** begin DATA PROVIDED **

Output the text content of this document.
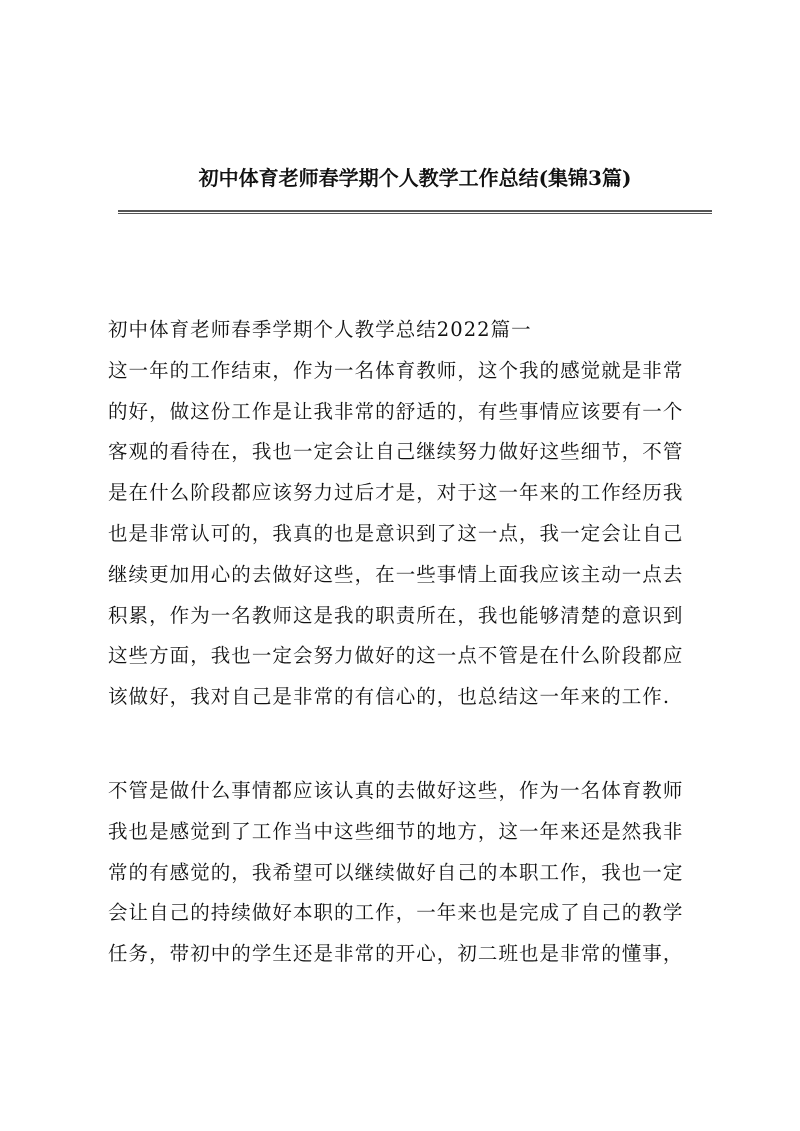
初中体育老师春学期个人教学工作总结(集锦3篇)
初中体育老师春季学期个人教学总结2022篇一
这一年的工作结束，作为一名体育教师，这个我的感觉就是非常
的好，做这份工作是让我非常的舒适的，有些事情应该要有一个
客观的看待在，我也一定会让自己继续努力做好这些细节，不管
是在什么阶段都应该努力过后才是，对于这一年来的工作经历我
也是非常认可的，我真的也是意识到了这一点，我一定会让自己
继续更加用心的去做好这些，在一些事情上面我应该主动一点去
积累，作为一名教师这是我的职责所在，我也能够清楚的意识到
这些方面，我也一定会努力做好的这一点不管是在什么阶段都应
该做好，我对自己是非常的有信心的，也总结这一年来的工作.
不管是做什么事情都应该认真的去做好这些，作为一名体育教师
我也是感觉到了工作当中这些细节的地方，这一年来还是然我非
常的有感觉的，我希望可以继续做好自己的本职工作，我也一定
会让自己的持续做好本职的工作，一年来也是完成了自己的教学
任务，带初中的学生还是非常的开心，初二班也是非常的懂事，
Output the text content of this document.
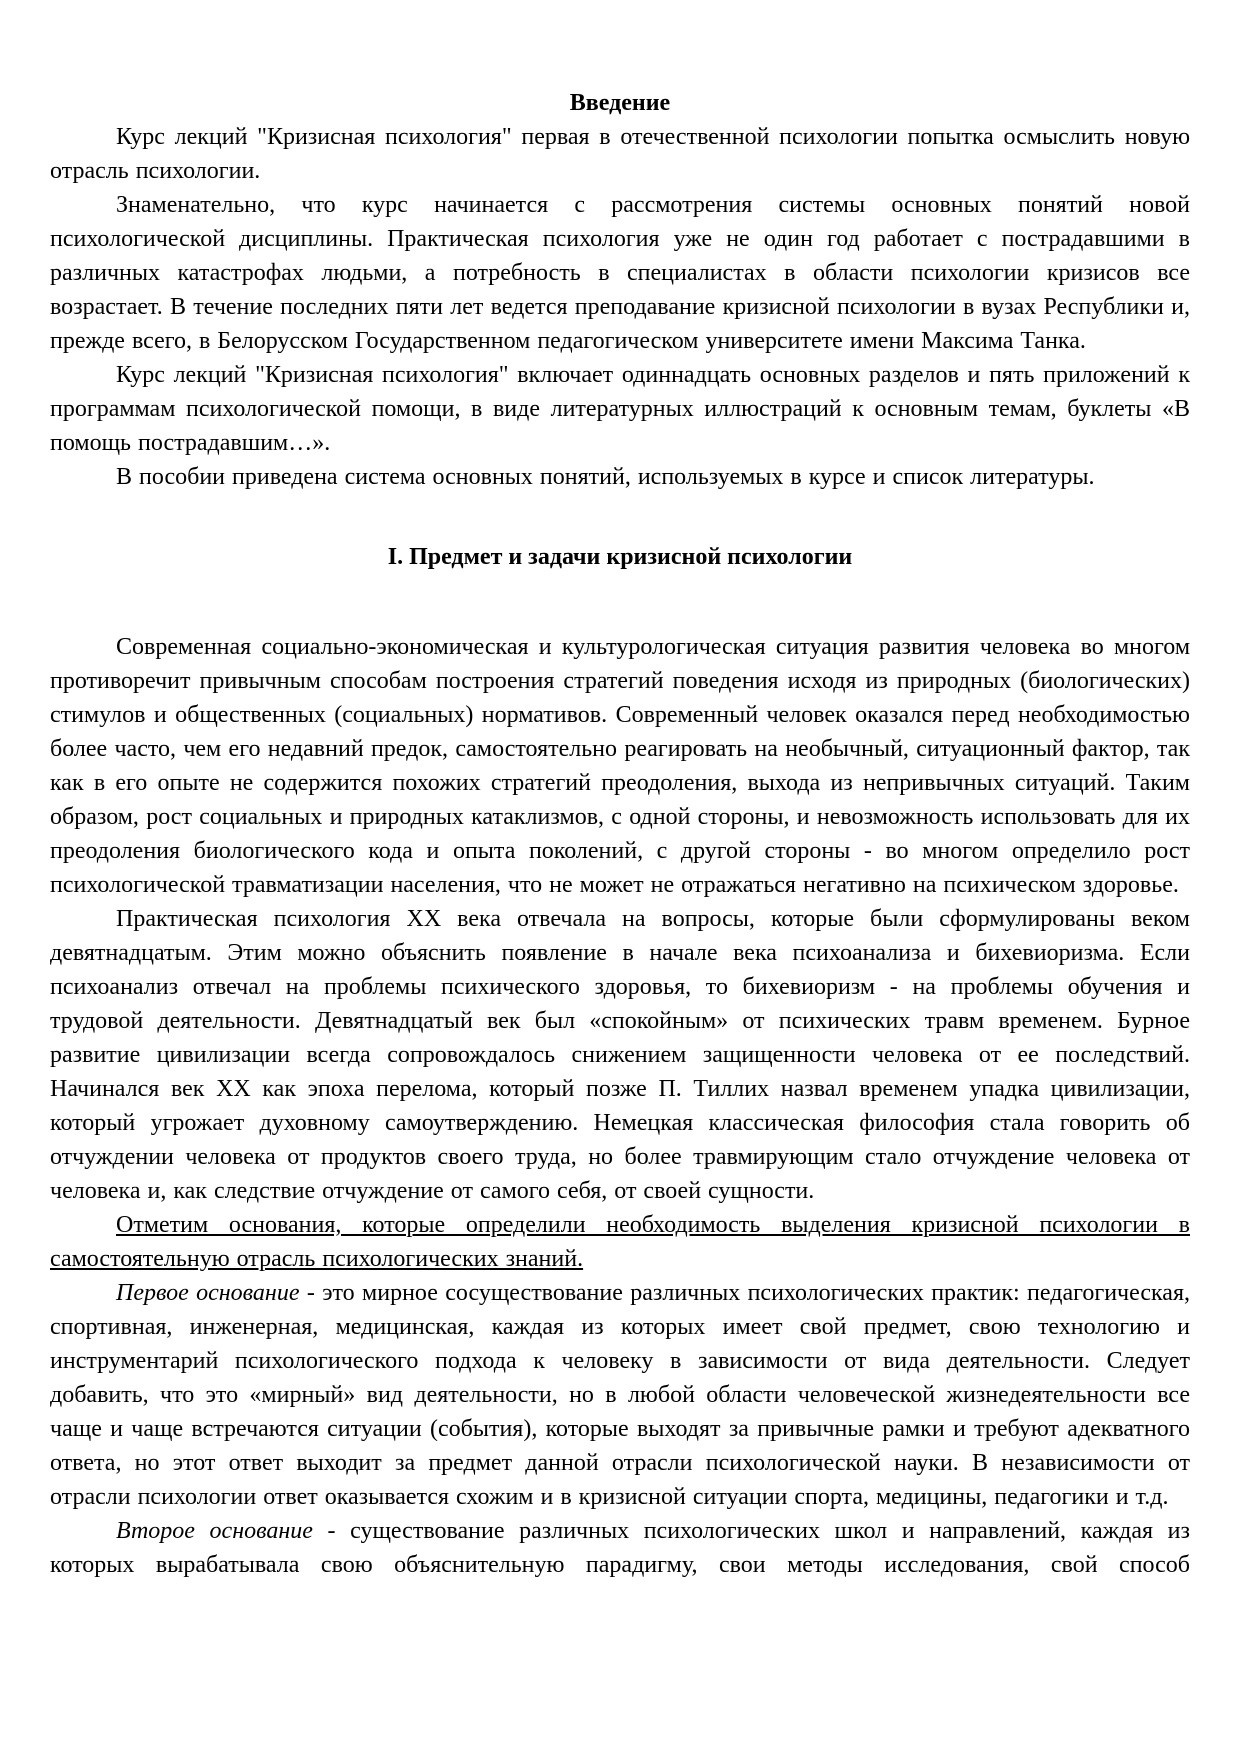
Введение

Курс лекций "Кризисная психология" первая в отечественной психологии попытка осмыслить новую отрасль психологии.

Знаменательно, что курс начинается с рассмотрения системы основных понятий новой психологической дисциплины. Практическая психология уже не один год работает с пострадавшими в различных катастрофах людьми, а потребность в специалистах в области психологии кризисов все возрастает. В течение последних пяти лет ведется преподавание кризисной психологии в вузах Республики и, прежде всего, в Белорусском Государственном педагогическом университете имени Максима Танка.

Курс лекций "Кризисная психология" включает одиннадцать основных разделов и пять приложений к программам психологической помощи, в виде литературных иллюстраций к основным темам, буклеты «В помощь пострадавшим…».

В пособии приведена система основных понятий, используемых в курсе и список литературы.

I. Предмет и задачи кризисной психологии

Современная социально-экономическая и культурологическая ситуация развития человека во многом противоречит привычным способам построения стратегий поведения исходя из природных (биологических) стимулов и общественных (социальных) нормативов. Современный человек оказался перед необходимостью более часто, чем его недавний предок, самостоятельно реагировать на необычный, ситуационный фактор, так как в его опыте не содержится похожих стратегий преодоления, выхода из непривычных ситуаций. Таким образом, рост социальных и природных катаклизмов, с одной стороны, и невозможность использовать для их преодоления биологического кода и опыта поколений, с другой стороны - во многом определило рост психологической травматизации населения, что не может не отражаться негативно на психическом здоровье.

Практическая психология XX века отвечала на вопросы, которые были сформулированы веком девятнадцатым. Этим можно объяснить появление в начале века психоанализа и бихевиоризма. Если психоанализ отвечал на проблемы психического здоровья, то бихевиоризм - на проблемы обучения и трудовой деятельности. Девятнадцатый век был «спокойным» от психических травм временем. Бурное развитие цивилизации всегда сопровождалось снижением защищенности человека от ее последствий. Начинался век XX как эпоха перелома, который позже П. Тиллих назвал временем упадка цивилизации, который угрожает духовному самоутверждению. Немецкая классическая философия стала говорить об отчуждении человека от продуктов своего труда, но более травмирующим стало отчуждение человека от человека и, как следствие отчуждение от самого себя, от своей сущности.

Отметим основания, которые определили необходимость выделения кризисной психологии в самостоятельную отрасль психологических знаний.

Первое основание - это мирное сосуществование различных психологических практик: педагогическая, спортивная, инженерная, медицинская, каждая из которых имеет свой предмет, свою технологию и инструментарий психологического подхода к человеку в зависимости от вида деятельности. Следует добавить, что это «мирный» вид деятельности, но в любой области человеческой жизнедеятельности все чаще и чаще встречаются ситуации (события), которые выходят за привычные рамки и требуют адекватного ответа, но этот ответ выходит за предмет данной отрасли психологической науки. В независимости от отрасли психологии ответ оказывается схожим и в кризисной ситуации спорта, медицины, педагогики и т.д.

Второе основание - существование различных психологических школ и направлений, каждая из которых вырабатывала свою объяснительную парадигму, свои методы исследования, свой способ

** end DATA PROVIDED **

### PROBLEM TO WORK ON
Return each line among the entries that holds the word "психологических".

### WRITTEN SOLUTION
Отметим основания, которые определили необходимость выделения кризисной психологии в самостоятельную отрасль психологических знаний.
Первое основание - это мирное сосуществование различных психологических практик: педагогическая, спортивная, инженерная, медицинская, каждая из которых имеет свой предмет, свою технологию и инструментарий психологического подхода к человеку в зависимости от вида деятельности. Следует добавить, что это «мирный» вид деятельности, но в любой области человеческой жизнедеятельности все чаще и чаще встречаются ситуации (события), которые выходят за привычные рамки и требуют адекватного ответа, но этот ответ выходит за предмет данной отрасли психологической науки. В независимости от отрасли психологии ответ оказывается схожим и в кризисной ситуации спорта, медицины, педагогики и т.д.
Второе основание - существование различных психологических школ и направлений, каждая из которых вырабатывала свою объяснительную парадигму, свои методы исследования, свой способ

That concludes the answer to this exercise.